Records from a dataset
__________
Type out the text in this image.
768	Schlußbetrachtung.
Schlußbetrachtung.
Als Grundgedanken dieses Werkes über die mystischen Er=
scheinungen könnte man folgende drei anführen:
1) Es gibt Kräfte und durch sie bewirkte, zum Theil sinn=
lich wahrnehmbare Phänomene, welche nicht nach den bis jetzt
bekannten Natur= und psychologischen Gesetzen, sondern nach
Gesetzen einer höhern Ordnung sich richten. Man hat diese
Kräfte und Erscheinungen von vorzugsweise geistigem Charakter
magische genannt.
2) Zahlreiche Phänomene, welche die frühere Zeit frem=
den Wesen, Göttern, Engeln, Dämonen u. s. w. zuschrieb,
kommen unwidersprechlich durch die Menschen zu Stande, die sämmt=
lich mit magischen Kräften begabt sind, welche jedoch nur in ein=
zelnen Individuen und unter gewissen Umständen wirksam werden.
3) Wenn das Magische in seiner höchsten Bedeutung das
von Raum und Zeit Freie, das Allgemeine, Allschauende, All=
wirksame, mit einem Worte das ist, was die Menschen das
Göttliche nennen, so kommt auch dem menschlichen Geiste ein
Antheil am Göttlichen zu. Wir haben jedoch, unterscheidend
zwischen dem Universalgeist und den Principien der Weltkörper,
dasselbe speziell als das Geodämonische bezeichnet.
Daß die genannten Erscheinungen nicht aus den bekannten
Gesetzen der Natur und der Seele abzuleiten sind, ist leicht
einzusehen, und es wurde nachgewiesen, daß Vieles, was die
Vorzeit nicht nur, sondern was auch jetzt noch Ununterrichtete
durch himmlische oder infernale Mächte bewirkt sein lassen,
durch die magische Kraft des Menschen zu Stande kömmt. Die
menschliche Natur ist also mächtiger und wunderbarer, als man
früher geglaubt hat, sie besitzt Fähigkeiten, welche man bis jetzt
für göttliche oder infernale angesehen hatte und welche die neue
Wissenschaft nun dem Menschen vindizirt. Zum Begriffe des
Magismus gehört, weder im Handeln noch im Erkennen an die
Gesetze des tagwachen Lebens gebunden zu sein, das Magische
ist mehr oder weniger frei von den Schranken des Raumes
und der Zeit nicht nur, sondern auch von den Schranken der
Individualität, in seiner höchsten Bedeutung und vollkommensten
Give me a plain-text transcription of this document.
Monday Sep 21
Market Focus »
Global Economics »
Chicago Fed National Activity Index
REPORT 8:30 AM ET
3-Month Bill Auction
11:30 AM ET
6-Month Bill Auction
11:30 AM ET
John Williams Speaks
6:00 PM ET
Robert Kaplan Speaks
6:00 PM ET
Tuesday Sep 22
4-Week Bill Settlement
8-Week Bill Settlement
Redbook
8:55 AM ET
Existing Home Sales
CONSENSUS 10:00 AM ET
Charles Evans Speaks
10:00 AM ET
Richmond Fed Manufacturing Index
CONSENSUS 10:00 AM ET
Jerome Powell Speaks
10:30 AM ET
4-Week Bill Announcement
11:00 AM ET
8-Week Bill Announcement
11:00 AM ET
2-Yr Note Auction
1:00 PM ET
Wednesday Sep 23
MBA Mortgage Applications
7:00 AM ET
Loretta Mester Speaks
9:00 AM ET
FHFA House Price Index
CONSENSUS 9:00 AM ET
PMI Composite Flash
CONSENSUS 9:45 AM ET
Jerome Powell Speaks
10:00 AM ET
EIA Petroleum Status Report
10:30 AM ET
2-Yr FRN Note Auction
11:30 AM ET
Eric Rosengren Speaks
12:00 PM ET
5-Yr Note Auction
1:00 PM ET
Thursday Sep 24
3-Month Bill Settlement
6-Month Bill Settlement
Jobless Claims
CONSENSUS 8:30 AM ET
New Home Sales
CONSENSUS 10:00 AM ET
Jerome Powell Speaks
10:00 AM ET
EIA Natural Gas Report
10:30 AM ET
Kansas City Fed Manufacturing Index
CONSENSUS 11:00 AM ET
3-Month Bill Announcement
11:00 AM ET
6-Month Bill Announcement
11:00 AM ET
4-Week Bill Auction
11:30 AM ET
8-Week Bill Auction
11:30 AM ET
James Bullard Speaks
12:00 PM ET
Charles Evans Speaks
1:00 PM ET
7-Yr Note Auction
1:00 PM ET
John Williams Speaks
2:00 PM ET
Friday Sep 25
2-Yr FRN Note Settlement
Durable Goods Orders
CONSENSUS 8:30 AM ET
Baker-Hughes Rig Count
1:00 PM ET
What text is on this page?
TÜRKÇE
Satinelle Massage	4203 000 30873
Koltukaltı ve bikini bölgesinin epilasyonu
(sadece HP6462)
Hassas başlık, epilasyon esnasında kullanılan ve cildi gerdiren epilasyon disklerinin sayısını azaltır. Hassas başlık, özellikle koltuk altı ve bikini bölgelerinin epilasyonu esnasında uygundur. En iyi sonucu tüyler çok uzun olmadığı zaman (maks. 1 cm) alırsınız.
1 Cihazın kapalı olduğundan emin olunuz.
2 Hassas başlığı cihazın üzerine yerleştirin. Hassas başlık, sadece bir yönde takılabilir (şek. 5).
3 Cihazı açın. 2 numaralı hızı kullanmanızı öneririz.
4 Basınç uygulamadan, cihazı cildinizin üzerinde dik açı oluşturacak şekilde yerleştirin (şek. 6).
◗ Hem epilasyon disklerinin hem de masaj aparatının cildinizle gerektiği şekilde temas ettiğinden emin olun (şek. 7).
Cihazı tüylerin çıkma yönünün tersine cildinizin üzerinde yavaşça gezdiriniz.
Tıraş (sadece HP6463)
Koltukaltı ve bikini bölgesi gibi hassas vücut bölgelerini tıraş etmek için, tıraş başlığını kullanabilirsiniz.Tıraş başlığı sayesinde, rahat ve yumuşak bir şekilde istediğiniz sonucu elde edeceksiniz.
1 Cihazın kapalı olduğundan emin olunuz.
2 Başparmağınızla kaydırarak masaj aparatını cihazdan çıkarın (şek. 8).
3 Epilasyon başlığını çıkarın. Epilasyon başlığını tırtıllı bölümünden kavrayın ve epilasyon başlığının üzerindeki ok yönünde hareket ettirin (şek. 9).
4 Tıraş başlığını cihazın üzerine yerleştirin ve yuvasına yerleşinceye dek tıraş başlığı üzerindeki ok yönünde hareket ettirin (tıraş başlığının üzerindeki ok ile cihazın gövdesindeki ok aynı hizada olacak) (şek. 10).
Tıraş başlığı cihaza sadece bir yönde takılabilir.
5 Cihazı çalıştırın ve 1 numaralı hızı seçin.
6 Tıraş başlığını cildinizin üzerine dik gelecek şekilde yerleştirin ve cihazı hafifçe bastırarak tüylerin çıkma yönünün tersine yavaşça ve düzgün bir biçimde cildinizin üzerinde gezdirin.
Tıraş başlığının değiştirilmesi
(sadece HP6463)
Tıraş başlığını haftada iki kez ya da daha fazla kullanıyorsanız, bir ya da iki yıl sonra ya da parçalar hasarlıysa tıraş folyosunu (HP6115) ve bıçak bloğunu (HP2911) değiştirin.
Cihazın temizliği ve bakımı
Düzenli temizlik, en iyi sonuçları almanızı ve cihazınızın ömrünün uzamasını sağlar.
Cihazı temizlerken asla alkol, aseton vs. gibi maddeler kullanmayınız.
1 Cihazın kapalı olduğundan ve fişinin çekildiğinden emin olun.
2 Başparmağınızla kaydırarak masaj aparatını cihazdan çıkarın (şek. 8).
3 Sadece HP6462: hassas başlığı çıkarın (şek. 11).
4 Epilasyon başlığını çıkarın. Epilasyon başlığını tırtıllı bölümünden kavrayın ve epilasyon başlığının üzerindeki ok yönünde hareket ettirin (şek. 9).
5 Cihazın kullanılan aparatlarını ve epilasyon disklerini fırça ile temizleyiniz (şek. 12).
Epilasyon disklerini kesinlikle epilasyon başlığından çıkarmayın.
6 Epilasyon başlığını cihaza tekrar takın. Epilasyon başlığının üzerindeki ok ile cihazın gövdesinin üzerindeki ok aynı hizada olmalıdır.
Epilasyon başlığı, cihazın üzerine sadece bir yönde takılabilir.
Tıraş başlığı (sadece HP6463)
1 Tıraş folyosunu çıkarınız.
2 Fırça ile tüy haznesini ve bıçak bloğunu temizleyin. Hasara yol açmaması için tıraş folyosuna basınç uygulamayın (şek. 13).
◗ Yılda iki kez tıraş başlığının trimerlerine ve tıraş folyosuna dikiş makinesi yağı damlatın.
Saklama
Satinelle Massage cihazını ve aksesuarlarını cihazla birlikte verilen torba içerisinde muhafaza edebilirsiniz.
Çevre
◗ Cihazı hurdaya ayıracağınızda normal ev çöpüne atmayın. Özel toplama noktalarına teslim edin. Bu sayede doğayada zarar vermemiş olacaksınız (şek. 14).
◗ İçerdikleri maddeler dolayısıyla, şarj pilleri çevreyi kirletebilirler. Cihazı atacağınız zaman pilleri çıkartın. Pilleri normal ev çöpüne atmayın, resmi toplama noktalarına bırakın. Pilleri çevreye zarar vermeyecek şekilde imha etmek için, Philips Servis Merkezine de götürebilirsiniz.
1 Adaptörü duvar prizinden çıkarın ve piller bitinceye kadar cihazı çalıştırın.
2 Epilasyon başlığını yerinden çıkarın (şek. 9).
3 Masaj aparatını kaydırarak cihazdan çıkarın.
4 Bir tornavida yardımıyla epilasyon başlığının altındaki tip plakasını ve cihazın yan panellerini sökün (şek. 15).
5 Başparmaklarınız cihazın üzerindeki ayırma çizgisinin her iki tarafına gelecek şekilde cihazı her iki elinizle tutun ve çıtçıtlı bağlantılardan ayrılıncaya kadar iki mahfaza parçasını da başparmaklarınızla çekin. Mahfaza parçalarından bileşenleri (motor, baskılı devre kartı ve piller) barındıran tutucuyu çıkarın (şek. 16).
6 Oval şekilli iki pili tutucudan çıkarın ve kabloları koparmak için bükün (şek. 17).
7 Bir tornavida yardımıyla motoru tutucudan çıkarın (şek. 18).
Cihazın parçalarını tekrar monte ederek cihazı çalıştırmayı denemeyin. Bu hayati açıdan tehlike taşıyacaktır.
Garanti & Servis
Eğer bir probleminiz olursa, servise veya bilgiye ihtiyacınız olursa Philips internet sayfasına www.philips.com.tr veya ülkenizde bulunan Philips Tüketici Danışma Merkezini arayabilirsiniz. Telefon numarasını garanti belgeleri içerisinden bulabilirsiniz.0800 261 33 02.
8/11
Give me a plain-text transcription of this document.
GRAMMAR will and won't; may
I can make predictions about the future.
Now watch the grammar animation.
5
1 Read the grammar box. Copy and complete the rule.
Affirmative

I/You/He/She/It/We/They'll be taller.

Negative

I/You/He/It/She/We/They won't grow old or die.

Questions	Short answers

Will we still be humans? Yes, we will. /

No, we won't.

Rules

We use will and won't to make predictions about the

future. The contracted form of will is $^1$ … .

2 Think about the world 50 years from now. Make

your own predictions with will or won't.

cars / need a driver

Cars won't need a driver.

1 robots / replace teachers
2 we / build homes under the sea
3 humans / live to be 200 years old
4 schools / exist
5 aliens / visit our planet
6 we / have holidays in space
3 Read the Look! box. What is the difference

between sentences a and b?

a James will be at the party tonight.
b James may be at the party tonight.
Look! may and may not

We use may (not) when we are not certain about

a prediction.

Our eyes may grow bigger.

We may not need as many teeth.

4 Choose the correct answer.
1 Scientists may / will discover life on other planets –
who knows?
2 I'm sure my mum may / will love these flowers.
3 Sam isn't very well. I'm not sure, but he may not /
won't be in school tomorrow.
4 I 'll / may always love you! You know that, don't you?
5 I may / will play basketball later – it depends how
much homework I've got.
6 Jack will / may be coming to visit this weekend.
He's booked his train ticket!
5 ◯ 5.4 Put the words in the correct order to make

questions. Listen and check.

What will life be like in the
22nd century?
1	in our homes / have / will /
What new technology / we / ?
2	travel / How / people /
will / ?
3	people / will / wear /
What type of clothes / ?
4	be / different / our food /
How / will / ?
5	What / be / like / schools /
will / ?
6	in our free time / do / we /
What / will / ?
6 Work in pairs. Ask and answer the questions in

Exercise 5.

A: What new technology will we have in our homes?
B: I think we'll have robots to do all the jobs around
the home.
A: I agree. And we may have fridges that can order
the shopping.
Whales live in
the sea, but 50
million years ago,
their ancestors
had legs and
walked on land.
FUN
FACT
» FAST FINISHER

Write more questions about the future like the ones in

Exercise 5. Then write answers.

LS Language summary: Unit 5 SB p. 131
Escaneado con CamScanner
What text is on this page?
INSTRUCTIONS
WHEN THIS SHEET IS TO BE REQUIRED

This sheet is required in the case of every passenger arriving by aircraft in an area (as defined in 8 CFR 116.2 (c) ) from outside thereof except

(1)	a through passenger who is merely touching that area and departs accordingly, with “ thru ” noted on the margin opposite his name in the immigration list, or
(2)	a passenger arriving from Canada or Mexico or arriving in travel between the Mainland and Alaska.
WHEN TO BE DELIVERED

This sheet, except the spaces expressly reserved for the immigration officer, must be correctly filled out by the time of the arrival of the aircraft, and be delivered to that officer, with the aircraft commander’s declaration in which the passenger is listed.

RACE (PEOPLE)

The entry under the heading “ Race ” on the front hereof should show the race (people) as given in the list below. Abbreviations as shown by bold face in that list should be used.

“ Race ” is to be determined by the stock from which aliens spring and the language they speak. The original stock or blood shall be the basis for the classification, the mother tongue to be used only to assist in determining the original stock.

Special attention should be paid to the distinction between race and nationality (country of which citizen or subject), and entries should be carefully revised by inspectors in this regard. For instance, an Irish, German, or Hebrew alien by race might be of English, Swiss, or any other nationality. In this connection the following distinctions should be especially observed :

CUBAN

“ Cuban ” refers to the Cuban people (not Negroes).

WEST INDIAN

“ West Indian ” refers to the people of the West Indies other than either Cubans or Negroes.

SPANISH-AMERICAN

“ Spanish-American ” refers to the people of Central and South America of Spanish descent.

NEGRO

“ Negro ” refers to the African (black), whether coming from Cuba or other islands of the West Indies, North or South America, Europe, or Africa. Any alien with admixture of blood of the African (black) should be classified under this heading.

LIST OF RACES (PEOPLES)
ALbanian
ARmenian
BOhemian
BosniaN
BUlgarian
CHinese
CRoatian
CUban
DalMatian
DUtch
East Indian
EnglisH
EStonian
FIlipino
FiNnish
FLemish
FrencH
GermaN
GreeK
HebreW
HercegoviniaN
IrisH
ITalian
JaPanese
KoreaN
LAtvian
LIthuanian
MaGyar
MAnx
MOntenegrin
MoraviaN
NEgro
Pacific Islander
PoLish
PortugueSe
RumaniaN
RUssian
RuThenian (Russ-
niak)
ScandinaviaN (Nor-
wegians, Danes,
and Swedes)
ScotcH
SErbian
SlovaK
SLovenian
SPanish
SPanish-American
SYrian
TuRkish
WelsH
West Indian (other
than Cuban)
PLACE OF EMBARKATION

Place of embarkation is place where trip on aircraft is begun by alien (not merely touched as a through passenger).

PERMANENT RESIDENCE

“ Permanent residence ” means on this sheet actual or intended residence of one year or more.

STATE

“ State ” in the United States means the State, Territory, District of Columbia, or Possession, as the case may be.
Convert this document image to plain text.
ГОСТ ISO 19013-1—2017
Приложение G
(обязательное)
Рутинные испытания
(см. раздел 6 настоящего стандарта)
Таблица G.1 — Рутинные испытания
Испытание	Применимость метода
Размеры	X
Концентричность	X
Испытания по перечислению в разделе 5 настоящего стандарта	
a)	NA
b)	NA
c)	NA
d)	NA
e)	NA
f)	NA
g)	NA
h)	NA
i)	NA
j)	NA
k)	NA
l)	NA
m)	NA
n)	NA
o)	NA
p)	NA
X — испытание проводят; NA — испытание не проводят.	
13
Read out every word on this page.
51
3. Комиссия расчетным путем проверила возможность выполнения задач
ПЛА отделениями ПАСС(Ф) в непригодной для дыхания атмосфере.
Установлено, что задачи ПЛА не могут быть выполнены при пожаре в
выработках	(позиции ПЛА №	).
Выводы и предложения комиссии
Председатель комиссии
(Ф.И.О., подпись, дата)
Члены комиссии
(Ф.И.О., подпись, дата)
__________
## Given instruction
Find the lines holding "Philips" and list every one.

## Problem solution
◗ İçerdikleri maddeler dolayısıyla, şarj pilleri çevreyi kirletebilirler. Cihazı atacağınız zaman pilleri çıkartın. Pilleri normal ev çöpüne atmayın, resmi toplama noktalarına bırakın. Pilleri çevreye zarar vermeyecek şekilde imha etmek için, Philips Servis Merkezine de götürebilirsiniz.
Eğer bir probleminiz olursa, servise veya bilgiye ihtiyacınız olursa Philips internet sayfasına www.philips.com.tr veya ülkenizde bulunan Philips Tüketici Danışma Merkezini arayabilirsiniz. Telefon numarasını garanti belgeleri içerisinden bulabilirsiniz.0800 261 33 02.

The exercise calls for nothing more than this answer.